◆ Problem requirements ◆
Each record below is to be reproduced without any change.

##### Records for this exercise

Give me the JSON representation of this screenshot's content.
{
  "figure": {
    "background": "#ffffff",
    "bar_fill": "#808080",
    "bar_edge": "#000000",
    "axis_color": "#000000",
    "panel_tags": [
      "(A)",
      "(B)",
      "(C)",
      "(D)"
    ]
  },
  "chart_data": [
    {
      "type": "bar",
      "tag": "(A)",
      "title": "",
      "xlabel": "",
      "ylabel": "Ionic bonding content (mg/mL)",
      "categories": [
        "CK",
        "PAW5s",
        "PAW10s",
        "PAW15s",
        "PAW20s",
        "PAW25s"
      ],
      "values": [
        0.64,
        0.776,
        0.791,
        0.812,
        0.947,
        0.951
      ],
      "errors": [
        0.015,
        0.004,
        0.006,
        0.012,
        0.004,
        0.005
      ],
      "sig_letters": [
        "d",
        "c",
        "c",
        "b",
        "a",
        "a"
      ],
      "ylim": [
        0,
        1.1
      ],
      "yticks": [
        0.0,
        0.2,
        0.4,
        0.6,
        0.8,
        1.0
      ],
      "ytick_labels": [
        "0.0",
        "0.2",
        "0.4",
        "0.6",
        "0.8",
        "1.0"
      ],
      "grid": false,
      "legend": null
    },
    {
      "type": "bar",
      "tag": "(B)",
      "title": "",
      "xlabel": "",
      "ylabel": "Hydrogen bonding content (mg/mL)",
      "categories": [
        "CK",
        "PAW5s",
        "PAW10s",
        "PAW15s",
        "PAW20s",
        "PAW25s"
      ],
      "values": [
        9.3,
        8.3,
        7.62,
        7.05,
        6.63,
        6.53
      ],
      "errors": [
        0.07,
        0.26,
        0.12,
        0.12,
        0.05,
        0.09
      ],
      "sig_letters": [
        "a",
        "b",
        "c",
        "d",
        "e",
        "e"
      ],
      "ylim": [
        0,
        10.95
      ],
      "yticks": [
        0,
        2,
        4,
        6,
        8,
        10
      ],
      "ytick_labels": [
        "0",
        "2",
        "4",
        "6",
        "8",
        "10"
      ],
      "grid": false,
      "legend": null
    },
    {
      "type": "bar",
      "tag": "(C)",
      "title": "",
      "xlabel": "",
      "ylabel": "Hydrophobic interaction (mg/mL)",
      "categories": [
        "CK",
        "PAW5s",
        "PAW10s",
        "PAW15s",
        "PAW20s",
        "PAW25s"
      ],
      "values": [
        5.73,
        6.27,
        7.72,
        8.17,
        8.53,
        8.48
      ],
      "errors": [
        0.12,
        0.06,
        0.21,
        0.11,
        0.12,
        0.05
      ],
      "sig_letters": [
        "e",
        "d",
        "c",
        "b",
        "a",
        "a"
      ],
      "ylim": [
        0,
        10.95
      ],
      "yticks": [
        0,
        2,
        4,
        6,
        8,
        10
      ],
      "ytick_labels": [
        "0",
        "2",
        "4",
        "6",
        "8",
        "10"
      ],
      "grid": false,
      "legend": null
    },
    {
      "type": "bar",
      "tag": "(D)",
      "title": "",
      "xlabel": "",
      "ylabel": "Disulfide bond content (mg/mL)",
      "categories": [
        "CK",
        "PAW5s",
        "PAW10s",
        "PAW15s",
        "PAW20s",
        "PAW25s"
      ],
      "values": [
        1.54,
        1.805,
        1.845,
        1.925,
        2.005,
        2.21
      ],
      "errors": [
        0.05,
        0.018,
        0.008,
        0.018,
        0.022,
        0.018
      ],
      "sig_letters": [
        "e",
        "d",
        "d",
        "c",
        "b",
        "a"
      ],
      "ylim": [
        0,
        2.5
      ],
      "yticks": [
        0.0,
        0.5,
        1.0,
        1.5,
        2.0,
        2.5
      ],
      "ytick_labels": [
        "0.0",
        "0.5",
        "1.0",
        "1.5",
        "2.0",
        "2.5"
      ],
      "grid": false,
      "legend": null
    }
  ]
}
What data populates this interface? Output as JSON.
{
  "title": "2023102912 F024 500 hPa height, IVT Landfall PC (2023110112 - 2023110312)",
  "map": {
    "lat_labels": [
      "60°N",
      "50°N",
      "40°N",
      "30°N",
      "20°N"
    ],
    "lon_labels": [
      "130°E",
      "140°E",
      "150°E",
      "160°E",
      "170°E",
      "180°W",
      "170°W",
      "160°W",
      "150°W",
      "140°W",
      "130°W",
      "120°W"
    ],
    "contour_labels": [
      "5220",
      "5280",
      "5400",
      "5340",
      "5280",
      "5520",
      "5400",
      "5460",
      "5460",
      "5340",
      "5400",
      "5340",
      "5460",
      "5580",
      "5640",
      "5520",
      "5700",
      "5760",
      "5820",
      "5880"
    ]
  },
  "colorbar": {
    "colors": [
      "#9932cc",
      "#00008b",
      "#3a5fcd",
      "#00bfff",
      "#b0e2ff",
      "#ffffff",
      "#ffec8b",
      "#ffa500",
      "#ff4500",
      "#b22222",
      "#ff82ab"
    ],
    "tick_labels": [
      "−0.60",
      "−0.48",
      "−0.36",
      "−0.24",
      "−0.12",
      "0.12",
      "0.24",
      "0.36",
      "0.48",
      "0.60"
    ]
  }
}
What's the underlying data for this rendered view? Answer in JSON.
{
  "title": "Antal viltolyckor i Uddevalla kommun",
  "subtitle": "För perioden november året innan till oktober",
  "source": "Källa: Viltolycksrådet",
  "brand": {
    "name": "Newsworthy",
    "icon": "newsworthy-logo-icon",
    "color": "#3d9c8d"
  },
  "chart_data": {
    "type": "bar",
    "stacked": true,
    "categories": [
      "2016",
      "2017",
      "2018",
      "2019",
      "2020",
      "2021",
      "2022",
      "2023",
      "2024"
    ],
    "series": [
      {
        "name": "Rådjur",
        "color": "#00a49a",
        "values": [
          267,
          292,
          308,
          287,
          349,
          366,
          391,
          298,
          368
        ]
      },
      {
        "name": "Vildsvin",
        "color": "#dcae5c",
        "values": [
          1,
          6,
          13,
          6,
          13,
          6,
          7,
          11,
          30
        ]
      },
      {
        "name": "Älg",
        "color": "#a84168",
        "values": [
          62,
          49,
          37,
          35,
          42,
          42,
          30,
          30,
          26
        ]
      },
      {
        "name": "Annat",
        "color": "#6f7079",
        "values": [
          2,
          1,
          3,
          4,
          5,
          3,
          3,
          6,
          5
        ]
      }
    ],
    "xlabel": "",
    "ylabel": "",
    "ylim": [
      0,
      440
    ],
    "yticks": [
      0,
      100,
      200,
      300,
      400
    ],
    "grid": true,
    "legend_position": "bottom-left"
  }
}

##########

◆ Task answer ◆
Give me the JSON representation of this screenshot's content.
{
  "figure": {
    "background": "#ffffff",
    "bar_fill": "#808080",
    "bar_edge": "#000000",
    "axis_color": "#000000",
    "panel_tags": [
      "(A)",
      "(B)",
      "(C)",
      "(D)"
    ]
  },
  "chart_data": [
    {
      "type": "bar",
      "tag": "(A)",
      "title": "",
      "xlabel": "",
      "ylabel": "Ionic bonding content (mg/mL)",
      "categories": [
        "CK",
        "PAW5s",
        "PAW10s",
        "PAW15s",
        "PAW20s",
        "PAW25s"
      ],
      "values": [
        0.64,
        0.776,
        0.791,
        0.812,
        0.947,
        0.951
      ],
      "errors": [
        0.015,
        0.004,
        0.006,
        0.012,
        0.004,
        0.005
      ],
      "sig_letters": [
        "d",
        "c",
        "c",
        "b",
        "a",
        "a"
      ],
      "ylim": [
        0,
        1.1
      ],
      "yticks": [
        0.0,
        0.2,
        0.4,
        0.6,
        0.8,
        1.0
      ],
      "ytick_labels": [
        "0.0",
        "0.2",
        "0.4",
        "0.6",
        "0.8",
        "1.0"
      ],
      "grid": false,
      "legend": null
    },
    {
      "type": "bar",
      "tag": "(B)",
      "title": "",
      "xlabel": "",
      "ylabel": "Hydrogen bonding content (mg/mL)",
      "categories": [
        "CK",
        "PAW5s",
        "PAW10s",
        "PAW15s",
        "PAW20s",
        "PAW25s"
      ],
      "values": [
        9.3,
        8.3,
        7.62,
        7.05,
        6.63,
        6.53
      ],
      "errors": [
        0.07,
        0.26,
        0.12,
        0.12,
        0.05,
        0.09
      ],
      "sig_letters": [
        "a",
        "b",
        "c",
        "d",
        "e",
        "e"
      ],
      "ylim": [
        0,
        10.95
      ],
      "yticks": [
        0,
        2,
        4,
        6,
        8,
        10
      ],
      "ytick_labels": [
        "0",
        "2",
        "4",
        "6",
        "8",
        "10"
      ],
      "grid": false,
      "legend": null
    },
    {
      "type": "bar",
      "tag": "(C)",
      "title": "",
      "xlabel": "",
      "ylabel": "Hydrophobic interaction (mg/mL)",
      "categories": [
        "CK",
        "PAW5s",
        "PAW10s",
        "PAW15s",
        "PAW20s",
        "PAW25s"
      ],
      "values": [
        5.73,
        6.27,
        7.72,
        8.17,
        8.53,
        8.48
      ],
      "errors": [
        0.12,
        0.06,
        0.21,
        0.11,
        0.12,
        0.05
      ],
      "sig_letters": [
        "e",
        "d",
        "c",
        "b",
        "a",
        "a"
      ],
      "ylim": [
        0,
        10.95
      ],
      "yticks": [
        0,
        2,
        4,
        6,
        8,
        10
      ],
      "ytick_labels": [
        "0",
        "2",
        "4",
        "6",
        "8",
        "10"
      ],
      "grid": false,
      "legend": null
    },
    {
      "type": "bar",
      "tag": "(D)",
      "title": "",
      "xlabel": "",
      "ylabel": "Disulfide bond content (mg/mL)",
      "categories": [
        "CK",
        "PAW5s",
        "PAW10s",
        "PAW15s",
        "PAW20s",
        "PAW25s"
      ],
      "values": [
        1.54,
        1.805,
        1.845,
        1.925,
        2.005,
        2.21
      ],
      "errors": [
        0.05,
        0.018,
        0.008,
        0.018,
        0.022,
        0.018
      ],
      "sig_letters": [
        "e",
        "d",
        "d",
        "c",
        "b",
        "a"
      ],
      "ylim": [
        0,
        2.5
      ],
      "yticks": [
        0.0,
        0.5,
        1.0,
        1.5,
        2.0,
        2.5
      ],
      "ytick_labels": [
        "0.0",
        "0.5",
        "1.0",
        "1.5",
        "2.0",
        "2.5"
      ],
      "grid": false,
      "legend": null
    }
  ]
}
What data populates this interface? Output as JSON.
{
  "title": "2023102912 F024 500 hPa height, IVT Landfall PC (2023110112 - 2023110312)",
  "map": {
    "lat_labels": [
      "60°N",
      "50°N",
      "40°N",
      "30°N",
      "20°N"
    ],
    "lon_labels": [
      "130°E",
      "140°E",
      "150°E",
      "160°E",
      "170°E",
      "180°W",
      "170°W",
      "160°W",
      "150°W",
      "140°W",
      "130°W",
      "120°W"
    ],
    "contour_labels": [
      "5220",
      "5280",
      "5400",
      "5340",
      "5280",
      "5520",
      "5400",
      "5460",
      "5460",
      "5340",
      "5400",
      "5340",
      "5460",
      "5580",
      "5640",
      "5520",
      "5700",
      "5760",
      "5820",
      "5880"
    ]
  },
  "colorbar": {
    "colors": [
      "#9932cc",
      "#00008b",
      "#3a5fcd",
      "#00bfff",
      "#b0e2ff",
      "#ffffff",
      "#ffec8b",
      "#ffa500",
      "#ff4500",
      "#b22222",
      "#ff82ab"
    ],
    "tick_labels": [
      "−0.60",
      "−0.48",
      "−0.36",
      "−0.24",
      "−0.12",
      "0.12",
      "0.24",
      "0.36",
      "0.48",
      "0.60"
    ]
  }
}
What's the underlying data for this rendered view? Answer in JSON.
{
  "title": "Antal viltolyckor i Uddevalla kommun",
  "subtitle": "För perioden november året innan till oktober",
  "source": "Källa: Viltolycksrådet",
  "brand": {
    "name": "Newsworthy",
    "icon": "newsworthy-logo-icon",
    "color": "#3d9c8d"
  },
  "chart_data": {
    "type": "bar",
    "stacked": true,
    "categories": [
      "2016",
      "2017",
      "2018",
      "2019",
      "2020",
      "2021",
      "2022",
      "2023",
      "2024"
    ],
    "series": [
      {
        "name": "Rådjur",
        "color": "#00a49a",
        "values": [
          267,
          292,
          308,
          287,
          349,
          366,
          391,
          298,
          368
        ]
      },
      {
        "name": "Vildsvin",
        "color": "#dcae5c",
        "values": [
          1,
          6,
          13,
          6,
          13,
          6,
          7,
          11,
          30
        ]
      },
      {
        "name": "Älg",
        "color": "#a84168",
        "values": [
          62,
          49,
          37,
          35,
          42,
          42,
          30,
          30,
          26
        ]
      },
      {
        "name": "Annat",
        "color": "#6f7079",
        "values": [
          2,
          1,
          3,
          4,
          5,
          3,
          3,
          6,
          5
        ]
      }
    ],
    "xlabel": "",
    "ylabel": "",
    "ylim": [
      0,
      440
    ],
    "yticks": [
      0,
      100,
      200,
      300,
      400
    ],
    "grid": true,
    "legend_position": "bottom-left"
  }
}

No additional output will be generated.